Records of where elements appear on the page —
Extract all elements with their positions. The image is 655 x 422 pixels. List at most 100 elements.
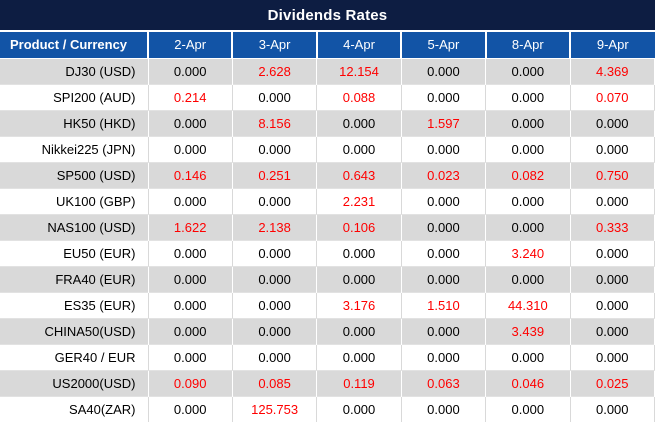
value-cell: 0.000 xyxy=(485,83,571,111)
value-cell: 0.000 xyxy=(570,266,655,292)
value-cell: 0.000 xyxy=(570,318,655,344)
product-label: ES35 (EUR) xyxy=(0,291,149,319)
value-cell: 44.310 xyxy=(485,291,571,319)
value-cell: 0.046 xyxy=(485,370,571,396)
value-cell: 0.000 xyxy=(148,58,233,84)
table-row: CHINA50(USD) 0.000 0.000 0.000 0.000 3.439 0.0… xyxy=(0,318,655,344)
value-cell: 0.000 xyxy=(316,266,402,292)
value-cell: 0.000 xyxy=(570,343,655,371)
value-cell: 1.597 xyxy=(401,110,487,136)
date-column-header: 9-Apr xyxy=(569,32,655,59)
product-label: HK50 (HKD) xyxy=(0,110,149,136)
product-label: FRA40 (EUR) xyxy=(0,266,149,292)
value-cell: 0.000 xyxy=(401,239,487,267)
value-cell: 0.000 xyxy=(401,135,487,163)
table-row: Nikkei225 (JPN) 0.000 0.000 0.000 0.000 0.000… xyxy=(0,135,655,163)
table-row: US2000(USD) 0.090 0.085 0.119 0.063 0.046 0.02… xyxy=(0,370,655,396)
table-row: ES35 (EUR) 0.000 0.000 3.176 1.510 44.310 0.00… xyxy=(0,291,655,319)
value-cell: 8.156 xyxy=(232,110,318,136)
value-cell: 0.000 xyxy=(148,239,233,267)
value-cell: 0.000 xyxy=(570,395,655,422)
table-row: SPI200 (AUD) 0.214 0.000 0.088 0.000 0.000 0.0… xyxy=(0,83,655,111)
value-cell: 0.085 xyxy=(232,370,318,396)
value-cell: 0.000 xyxy=(316,318,402,344)
header-row: Product / Currency 2-Apr 3-Apr 4-Apr 5-Apr 8… xyxy=(0,32,655,59)
value-cell: 0.000 xyxy=(232,343,318,371)
date-column-header: 2-Apr xyxy=(146,32,233,59)
value-cell: 0.000 xyxy=(316,239,402,267)
table-body: DJ30 (USD) 0.000 2.628 12.154 0.000 0.000 4.36… xyxy=(0,58,655,422)
value-cell: 0.000 xyxy=(401,343,487,371)
value-cell: 0.000 xyxy=(148,187,233,215)
panel-title: Dividends Rates xyxy=(0,0,655,32)
value-cell: 0.000 xyxy=(570,291,655,319)
value-cell: 0.214 xyxy=(148,83,233,111)
table-row: HK50 (HKD) 0.000 8.156 0.000 1.597 0.000 0.000 xyxy=(0,110,655,136)
value-cell: 0.000 xyxy=(485,266,571,292)
value-cell: 0.251 xyxy=(232,162,318,188)
value-cell: 0.000 xyxy=(316,395,402,422)
table-row: GER40 / EUR 0.000 0.000 0.000 0.000 0.000 0.00… xyxy=(0,343,655,371)
value-cell: 0.023 xyxy=(401,162,487,188)
value-cell: 0.088 xyxy=(316,83,402,111)
value-cell: 0.070 xyxy=(570,83,655,111)
value-cell: 2.231 xyxy=(316,187,402,215)
value-cell: 0.025 xyxy=(570,370,655,396)
product-currency-header: Product / Currency xyxy=(0,32,148,59)
value-cell: 0.000 xyxy=(232,187,318,215)
value-cell: 0.750 xyxy=(570,162,655,188)
product-label: SP500 (USD) xyxy=(0,162,149,188)
table-row: UK100 (GBP) 0.000 0.000 2.231 0.000 0.000 0.00… xyxy=(0,187,655,215)
value-cell: 0.000 xyxy=(570,135,655,163)
product-label: EU50 (EUR) xyxy=(0,239,149,267)
value-cell: 0.063 xyxy=(401,370,487,396)
value-cell: 0.146 xyxy=(148,162,233,188)
value-cell: 0.000 xyxy=(148,266,233,292)
value-cell: 0.000 xyxy=(485,214,571,240)
value-cell: 0.000 xyxy=(316,343,402,371)
value-cell: 0.000 xyxy=(570,239,655,267)
value-cell: 0.000 xyxy=(485,110,571,136)
value-cell: 0.000 xyxy=(232,83,318,111)
value-cell: 0.000 xyxy=(485,395,571,422)
value-cell: 4.369 xyxy=(570,58,655,84)
value-cell: 0.000 xyxy=(148,343,233,371)
product-label: US2000(USD) xyxy=(0,370,149,396)
value-cell: 12.154 xyxy=(316,58,402,84)
value-cell: 0.000 xyxy=(401,83,487,111)
product-label: SA40(ZAR) xyxy=(0,395,149,422)
product-label: UK100 (GBP) xyxy=(0,187,149,215)
value-cell: 0.000 xyxy=(232,135,318,163)
table-row: DJ30 (USD) 0.000 2.628 12.154 0.000 0.000 4.36… xyxy=(0,58,655,84)
value-cell: 0.000 xyxy=(485,343,571,371)
value-cell: 1.622 xyxy=(148,214,233,240)
table-row: EU50 (EUR) 0.000 0.000 0.000 0.000 3.240 0.000 xyxy=(0,239,655,267)
value-cell: 0.000 xyxy=(148,291,233,319)
value-cell: 0.000 xyxy=(570,187,655,215)
table-row: SP500 (USD) 0.146 0.251 0.643 0.023 0.082 0.75… xyxy=(0,162,655,188)
date-column-header: 8-Apr xyxy=(484,32,571,59)
product-label: GER40 / EUR xyxy=(0,343,149,371)
value-cell: 0.000 xyxy=(148,110,233,136)
product-label: Nikkei225 (JPN) xyxy=(0,135,149,163)
value-cell: 3.439 xyxy=(485,318,571,344)
value-cell: 0.000 xyxy=(232,239,318,267)
table-row: NAS100 (USD) 1.622 2.138 0.106 0.000 0.000 0.3… xyxy=(0,214,655,240)
value-cell: 0.106 xyxy=(316,214,402,240)
value-cell: 0.000 xyxy=(570,110,655,136)
value-cell: 0.000 xyxy=(232,291,318,319)
product-label: SPI200 (AUD) xyxy=(0,83,149,111)
value-cell: 0.000 xyxy=(148,395,233,422)
value-cell: 2.628 xyxy=(232,58,318,84)
dividends-rates-table: Product / Currency 2-Apr 3-Apr 4-Apr 5-Apr 8… xyxy=(0,32,655,422)
value-cell: 0.000 xyxy=(316,135,402,163)
date-column-header: 5-Apr xyxy=(400,32,486,59)
product-label: NAS100 (USD) xyxy=(0,214,149,240)
table-row: SA40(ZAR) 0.000 125.753 0.000 0.000 0.000 0.00… xyxy=(0,395,655,422)
value-cell: 0.333 xyxy=(570,214,655,240)
value-cell: 0.643 xyxy=(316,162,402,188)
value-cell: 0.000 xyxy=(401,395,487,422)
value-cell: 125.753 xyxy=(232,395,318,422)
product-label: DJ30 (USD) xyxy=(0,58,149,84)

Your instructions — Reproduce every line of the records above word for word, omitting the pictures.

Written reply —
Extract all elements with their positions. The image is 655 x 422 pixels. List at most 100 elements.
value-cell: 0.000 xyxy=(485,83,571,111)
value-cell: 0.000 xyxy=(570,266,655,292)
value-cell: 0.000 xyxy=(570,318,655,344)
product-label: ES35 (EUR) xyxy=(0,291,149,319)
value-cell: 44.310 xyxy=(485,291,571,319)
value-cell: 0.046 xyxy=(485,370,571,396)
value-cell: 0.000 xyxy=(148,58,233,84)
table-row: CHINA50(USD) 0.000 0.000 0.000 0.000 3.439 0.0… xyxy=(0,318,655,344)
value-cell: 0.000 xyxy=(316,266,402,292)
value-cell: 0.000 xyxy=(570,343,655,371)
value-cell: 1.597 xyxy=(401,110,487,136)
date-column-header: 9-Apr xyxy=(569,32,655,59)
product-label: HK50 (HKD) xyxy=(0,110,149,136)
product-label: FRA40 (EUR) xyxy=(0,266,149,292)
value-cell: 0.000 xyxy=(401,239,487,267)
value-cell: 0.000 xyxy=(401,135,487,163)
table-row: Nikkei225 (JPN) 0.000 0.000 0.000 0.000 0.000… xyxy=(0,135,655,163)
table-row: US2000(USD) 0.090 0.085 0.119 0.063 0.046 0.02… xyxy=(0,370,655,396)
table-row: ES35 (EUR) 0.000 0.000 3.176 1.510 44.310 0.00… xyxy=(0,291,655,319)
value-cell: 8.156 xyxy=(232,110,318,136)
value-cell: 0.000 xyxy=(148,239,233,267)
value-cell: 0.000 xyxy=(570,395,655,422)
table-row: SPI200 (AUD) 0.214 0.000 0.088 0.000 0.000 0.0… xyxy=(0,83,655,111)
value-cell: 0.085 xyxy=(232,370,318,396)
value-cell: 0.000 xyxy=(316,318,402,344)
header-row: Product / Currency 2-Apr 3-Apr 4-Apr 5-Apr 8… xyxy=(0,32,655,59)
value-cell: 0.000 xyxy=(232,343,318,371)
date-column-header: 2-Apr xyxy=(146,32,233,59)
value-cell: 0.000 xyxy=(316,239,402,267)
table-body: DJ30 (USD) 0.000 2.628 12.154 0.000 0.000 4.36… xyxy=(0,58,655,422)
value-cell: 0.000 xyxy=(401,343,487,371)
value-cell: 0.000 xyxy=(148,187,233,215)
panel-title: Dividends Rates xyxy=(0,0,655,32)
value-cell: 0.000 xyxy=(570,291,655,319)
value-cell: 0.214 xyxy=(148,83,233,111)
table-row: HK50 (HKD) 0.000 8.156 0.000 1.597 0.000 0.000 xyxy=(0,110,655,136)
value-cell: 0.000 xyxy=(485,266,571,292)
value-cell: 0.251 xyxy=(232,162,318,188)
value-cell: 0.000 xyxy=(316,395,402,422)
table-row: GER40 / EUR 0.000 0.000 0.000 0.000 0.000 0.00… xyxy=(0,343,655,371)
value-cell: 0.023 xyxy=(401,162,487,188)
value-cell: 0.088 xyxy=(316,83,402,111)
value-cell: 0.070 xyxy=(570,83,655,111)
value-cell: 2.231 xyxy=(316,187,402,215)
value-cell: 0.025 xyxy=(570,370,655,396)
product-currency-header: Product / Currency xyxy=(0,32,148,59)
value-cell: 0.000 xyxy=(232,187,318,215)
value-cell: 0.750 xyxy=(570,162,655,188)
product-label: SP500 (USD) xyxy=(0,162,149,188)
table-row: UK100 (GBP) 0.000 0.000 2.231 0.000 0.000 0.00… xyxy=(0,187,655,215)
value-cell: 0.000 xyxy=(570,135,655,163)
product-label: EU50 (EUR) xyxy=(0,239,149,267)
value-cell: 0.063 xyxy=(401,370,487,396)
value-cell: 0.146 xyxy=(148,162,233,188)
value-cell: 0.000 xyxy=(148,266,233,292)
value-cell: 0.000 xyxy=(485,214,571,240)
value-cell: 0.000 xyxy=(316,343,402,371)
value-cell: 0.000 xyxy=(570,239,655,267)
value-cell: 0.000 xyxy=(485,110,571,136)
value-cell: 0.000 xyxy=(232,83,318,111)
value-cell: 0.000 xyxy=(485,395,571,422)
value-cell: 4.369 xyxy=(570,58,655,84)
value-cell: 0.000 xyxy=(148,343,233,371)
product-label: US2000(USD) xyxy=(0,370,149,396)
value-cell: 12.154 xyxy=(316,58,402,84)
value-cell: 0.000 xyxy=(401,83,487,111)
product-label: SA40(ZAR) xyxy=(0,395,149,422)
product-label: UK100 (GBP) xyxy=(0,187,149,215)
value-cell: 0.000 xyxy=(232,135,318,163)
table-row: DJ30 (USD) 0.000 2.628 12.154 0.000 0.000 4.36… xyxy=(0,58,655,84)
value-cell: 0.000 xyxy=(485,343,571,371)
value-cell: 1.622 xyxy=(148,214,233,240)
table-row: EU50 (EUR) 0.000 0.000 0.000 0.000 3.240 0.000 xyxy=(0,239,655,267)
value-cell: 0.000 xyxy=(148,291,233,319)
value-cell: 0.000 xyxy=(570,187,655,215)
table-row: SP500 (USD) 0.146 0.251 0.643 0.023 0.082 0.75… xyxy=(0,162,655,188)
date-column-header: 8-Apr xyxy=(484,32,571,59)
product-label: GER40 / EUR xyxy=(0,343,149,371)
value-cell: 0.000 xyxy=(148,110,233,136)
product-label: Nikkei225 (JPN) xyxy=(0,135,149,163)
value-cell: 3.439 xyxy=(485,318,571,344)
value-cell: 0.000 xyxy=(232,239,318,267)
table-row: NAS100 (USD) 1.622 2.138 0.106 0.000 0.000 0.3… xyxy=(0,214,655,240)
value-cell: 0.106 xyxy=(316,214,402,240)
value-cell: 0.000 xyxy=(570,110,655,136)
value-cell: 0.000 xyxy=(232,291,318,319)
product-label: SPI200 (AUD) xyxy=(0,83,149,111)
value-cell: 0.000 xyxy=(148,395,233,422)
value-cell: 2.628 xyxy=(232,58,318,84)
dividends-rates-table: Product / Currency 2-Apr 3-Apr 4-Apr 5-Apr 8… xyxy=(0,32,655,422)
value-cell: 0.000 xyxy=(316,135,402,163)
date-column-header: 5-Apr xyxy=(400,32,486,59)
product-label: NAS100 (USD) xyxy=(0,214,149,240)
table-row: SA40(ZAR) 0.000 125.753 0.000 0.000 0.000 0.00… xyxy=(0,395,655,422)
value-cell: 0.333 xyxy=(570,214,655,240)
value-cell: 0.643 xyxy=(316,162,402,188)
value-cell: 0.000 xyxy=(401,395,487,422)
value-cell: 125.753 xyxy=(232,395,318,422)
product-label: DJ30 (USD) xyxy=(0,58,149,84)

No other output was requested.